-- start --

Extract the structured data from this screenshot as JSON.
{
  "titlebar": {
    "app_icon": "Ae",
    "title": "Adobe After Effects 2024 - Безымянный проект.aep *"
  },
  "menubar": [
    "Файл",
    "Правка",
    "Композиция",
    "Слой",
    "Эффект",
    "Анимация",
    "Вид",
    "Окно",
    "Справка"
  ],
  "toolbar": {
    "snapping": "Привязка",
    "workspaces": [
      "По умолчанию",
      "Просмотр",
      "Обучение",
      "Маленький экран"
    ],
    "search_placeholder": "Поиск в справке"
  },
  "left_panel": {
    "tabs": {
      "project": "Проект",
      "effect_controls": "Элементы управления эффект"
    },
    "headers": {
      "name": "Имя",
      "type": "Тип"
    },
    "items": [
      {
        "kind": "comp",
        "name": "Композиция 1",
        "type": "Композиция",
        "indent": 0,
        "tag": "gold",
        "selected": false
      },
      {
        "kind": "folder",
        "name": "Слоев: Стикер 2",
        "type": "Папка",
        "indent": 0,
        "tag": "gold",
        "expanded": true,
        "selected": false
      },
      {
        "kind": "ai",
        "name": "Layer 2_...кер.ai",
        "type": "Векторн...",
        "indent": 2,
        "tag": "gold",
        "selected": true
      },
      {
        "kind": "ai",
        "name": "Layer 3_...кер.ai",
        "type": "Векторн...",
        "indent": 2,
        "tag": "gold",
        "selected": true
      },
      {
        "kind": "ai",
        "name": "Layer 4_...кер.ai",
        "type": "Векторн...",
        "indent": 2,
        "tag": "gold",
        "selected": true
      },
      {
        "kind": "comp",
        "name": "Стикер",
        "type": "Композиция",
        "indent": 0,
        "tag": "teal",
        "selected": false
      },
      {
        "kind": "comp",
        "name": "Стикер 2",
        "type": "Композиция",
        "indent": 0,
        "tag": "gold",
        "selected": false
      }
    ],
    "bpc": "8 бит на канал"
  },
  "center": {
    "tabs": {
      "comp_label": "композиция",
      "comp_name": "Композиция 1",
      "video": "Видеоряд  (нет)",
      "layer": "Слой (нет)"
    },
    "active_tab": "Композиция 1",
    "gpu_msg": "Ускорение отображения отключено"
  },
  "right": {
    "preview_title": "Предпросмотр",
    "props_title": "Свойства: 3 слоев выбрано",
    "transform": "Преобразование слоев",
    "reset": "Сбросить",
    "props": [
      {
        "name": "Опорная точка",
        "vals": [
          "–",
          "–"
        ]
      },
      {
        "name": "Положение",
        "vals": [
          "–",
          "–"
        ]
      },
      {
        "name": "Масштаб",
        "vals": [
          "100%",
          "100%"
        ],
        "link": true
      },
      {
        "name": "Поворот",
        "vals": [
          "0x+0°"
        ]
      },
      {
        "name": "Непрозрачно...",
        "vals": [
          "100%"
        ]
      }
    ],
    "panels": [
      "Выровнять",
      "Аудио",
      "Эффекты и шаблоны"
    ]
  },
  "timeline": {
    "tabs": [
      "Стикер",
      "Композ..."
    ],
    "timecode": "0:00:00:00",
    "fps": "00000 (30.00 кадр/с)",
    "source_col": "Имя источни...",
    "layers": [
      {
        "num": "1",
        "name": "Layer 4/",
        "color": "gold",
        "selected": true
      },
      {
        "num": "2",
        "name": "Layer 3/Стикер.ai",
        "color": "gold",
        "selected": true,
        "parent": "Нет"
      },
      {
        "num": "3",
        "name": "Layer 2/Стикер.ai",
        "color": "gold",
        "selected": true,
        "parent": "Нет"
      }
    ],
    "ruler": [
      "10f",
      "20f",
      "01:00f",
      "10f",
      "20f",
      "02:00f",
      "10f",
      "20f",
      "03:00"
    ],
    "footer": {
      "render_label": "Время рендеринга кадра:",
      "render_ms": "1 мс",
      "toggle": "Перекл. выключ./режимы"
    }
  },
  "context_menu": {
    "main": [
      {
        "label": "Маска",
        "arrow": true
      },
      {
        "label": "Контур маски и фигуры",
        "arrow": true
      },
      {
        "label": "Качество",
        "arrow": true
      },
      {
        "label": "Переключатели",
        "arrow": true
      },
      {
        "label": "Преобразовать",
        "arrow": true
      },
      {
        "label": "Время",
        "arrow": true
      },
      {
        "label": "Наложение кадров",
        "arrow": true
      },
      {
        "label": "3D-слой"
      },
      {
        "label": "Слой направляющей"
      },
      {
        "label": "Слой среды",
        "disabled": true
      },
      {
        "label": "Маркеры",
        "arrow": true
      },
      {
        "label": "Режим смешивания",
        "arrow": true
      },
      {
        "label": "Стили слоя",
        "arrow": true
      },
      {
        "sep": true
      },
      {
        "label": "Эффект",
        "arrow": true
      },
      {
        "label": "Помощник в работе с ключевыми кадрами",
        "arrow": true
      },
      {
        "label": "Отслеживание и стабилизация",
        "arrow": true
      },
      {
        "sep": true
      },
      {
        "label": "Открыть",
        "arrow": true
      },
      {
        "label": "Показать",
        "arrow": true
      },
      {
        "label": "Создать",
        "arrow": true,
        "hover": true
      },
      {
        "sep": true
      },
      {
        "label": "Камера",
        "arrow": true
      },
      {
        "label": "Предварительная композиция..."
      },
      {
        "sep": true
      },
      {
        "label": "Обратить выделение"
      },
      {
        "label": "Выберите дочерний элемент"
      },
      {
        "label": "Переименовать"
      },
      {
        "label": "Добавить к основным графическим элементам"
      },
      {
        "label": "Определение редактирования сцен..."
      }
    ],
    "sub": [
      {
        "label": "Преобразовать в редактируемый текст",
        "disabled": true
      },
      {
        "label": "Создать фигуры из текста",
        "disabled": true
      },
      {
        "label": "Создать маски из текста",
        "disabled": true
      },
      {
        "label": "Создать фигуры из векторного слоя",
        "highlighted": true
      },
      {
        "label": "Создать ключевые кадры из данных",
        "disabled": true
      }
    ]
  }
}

-- end --

| Task |
Transcribe the data above in full, exactly.

| Task solution |
Extract the structured data from this screenshot as JSON.
{
  "titlebar": {
    "app_icon": "Ae",
    "title": "Adobe After Effects 2024 - Безымянный проект.aep *"
  },
  "menubar": [
    "Файл",
    "Правка",
    "Композиция",
    "Слой",
    "Эффект",
    "Анимация",
    "Вид",
    "Окно",
    "Справка"
  ],
  "toolbar": {
    "snapping": "Привязка",
    "workspaces": [
      "По умолчанию",
      "Просмотр",
      "Обучение",
      "Маленький экран"
    ],
    "search_placeholder": "Поиск в справке"
  },
  "left_panel": {
    "tabs": {
      "project": "Проект",
      "effect_controls": "Элементы управления эффект"
    },
    "headers": {
      "name": "Имя",
      "type": "Тип"
    },
    "items": [
      {
        "kind": "comp",
        "name": "Композиция 1",
        "type": "Композиция",
        "indent": 0,
        "tag": "gold",
        "selected": false
      },
      {
        "kind": "folder",
        "name": "Слоев: Стикер 2",
        "type": "Папка",
        "indent": 0,
        "tag": "gold",
        "expanded": true,
        "selected": false
      },
      {
        "kind": "ai",
        "name": "Layer 2_...кер.ai",
        "type": "Векторн...",
        "indent": 2,
        "tag": "gold",
        "selected": true
      },
      {
        "kind": "ai",
        "name": "Layer 3_...кер.ai",
        "type": "Векторн...",
        "indent": 2,
        "tag": "gold",
        "selected": true
      },
      {
        "kind": "ai",
        "name": "Layer 4_...кер.ai",
        "type": "Векторн...",
        "indent": 2,
        "tag": "gold",
        "selected": true
      },
      {
        "kind": "comp",
        "name": "Стикер",
        "type": "Композиция",
        "indent": 0,
        "tag": "teal",
        "selected": false
      },
      {
        "kind": "comp",
        "name": "Стикер 2",
        "type": "Композиция",
        "indent": 0,
        "tag": "gold",
        "selected": false
      }
    ],
    "bpc": "8 бит на канал"
  },
  "center": {
    "tabs": {
      "comp_label": "композиция",
      "comp_name": "Композиция 1",
      "video": "Видеоряд  (нет)",
      "layer": "Слой (нет)"
    },
    "active_tab": "Композиция 1",
    "gpu_msg": "Ускорение отображения отключено"
  },
  "right": {
    "preview_title": "Предпросмотр",
    "props_title": "Свойства: 3 слоев выбрано",
    "transform": "Преобразование слоев",
    "reset": "Сбросить",
    "props": [
      {
        "name": "Опорная точка",
        "vals": [
          "–",
          "–"
        ]
      },
      {
        "name": "Положение",
        "vals": [
          "–",
          "–"
        ]
      },
      {
        "name": "Масштаб",
        "vals": [
          "100%",
          "100%"
        ],
        "link": true
      },
      {
        "name": "Поворот",
        "vals": [
          "0x+0°"
        ]
      },
      {
        "name": "Непрозрачно...",
        "vals": [
          "100%"
        ]
      }
    ],
    "panels": [
      "Выровнять",
      "Аудио",
      "Эффекты и шаблоны"
    ]
  },
  "timeline": {
    "tabs": [
      "Стикер",
      "Композ..."
    ],
    "timecode": "0:00:00:00",
    "fps": "00000 (30.00 кадр/с)",
    "source_col": "Имя источни...",
    "layers": [
      {
        "num": "1",
        "name": "Layer 4/",
        "color": "gold",
        "selected": true
      },
      {
        "num": "2",
        "name": "Layer 3/Стикер.ai",
        "color": "gold",
        "selected": true,
        "parent": "Нет"
      },
      {
        "num": "3",
        "name": "Layer 2/Стикер.ai",
        "color": "gold",
        "selected": true,
        "parent": "Нет"
      }
    ],
    "ruler": [
      "10f",
      "20f",
      "01:00f",
      "10f",
      "20f",
      "02:00f",
      "10f",
      "20f",
      "03:00"
    ],
    "footer": {
      "render_label": "Время рендеринга кадра:",
      "render_ms": "1 мс",
      "toggle": "Перекл. выключ./режимы"
    }
  },
  "context_menu": {
    "main": [
      {
        "label": "Маска",
        "arrow": true
      },
      {
        "label": "Контур маски и фигуры",
        "arrow": true
      },
      {
        "label": "Качество",
        "arrow": true
      },
      {
        "label": "Переключатели",
        "arrow": true
      },
      {
        "label": "Преобразовать",
        "arrow": true
      },
      {
        "label": "Время",
        "arrow": true
      },
      {
        "label": "Наложение кадров",
        "arrow": true
      },
      {
        "label": "3D-слой"
      },
      {
        "label": "Слой направляющей"
      },
      {
        "label": "Слой среды",
        "disabled": true
      },
      {
        "label": "Маркеры",
        "arrow": true
      },
      {
        "label": "Режим смешивания",
        "arrow": true
      },
      {
        "label": "Стили слоя",
        "arrow": true
      },
      {
        "sep": true
      },
      {
        "label": "Эффект",
        "arrow": true
      },
      {
        "label": "Помощник в работе с ключевыми кадрами",
        "arrow": true
      },
      {
        "label": "Отслеживание и стабилизация",
        "arrow": true
      },
      {
        "sep": true
      },
      {
        "label": "Открыть",
        "arrow": true
      },
      {
        "label": "Показать",
        "arrow": true
      },
      {
        "label": "Создать",
        "arrow": true,
        "hover": true
      },
      {
        "sep": true
      },
      {
        "label": "Камера",
        "arrow": true
      },
      {
        "label": "Предварительная композиция..."
      },
      {
        "sep": true
      },
      {
        "label": "Обратить выделение"
      },
      {
        "label": "Выберите дочерний элемент"
      },
      {
        "label": "Переименовать"
      },
      {
        "label": "Добавить к основным графическим элементам"
      },
      {
        "label": "Определение редактирования сцен..."
      }
    ],
    "sub": [
      {
        "label": "Преобразовать в редактируемый текст",
        "disabled": true
      },
      {
        "label": "Создать фигуры из текста",
        "disabled": true
      },
      {
        "label": "Создать маски из текста",
        "disabled": true
      },
      {
        "label": "Создать фигуры из векторного слоя",
        "highlighted": true
      },
      {
        "label": "Создать ключевые кадры из данных",
        "disabled": true
      }
    ]
  }
}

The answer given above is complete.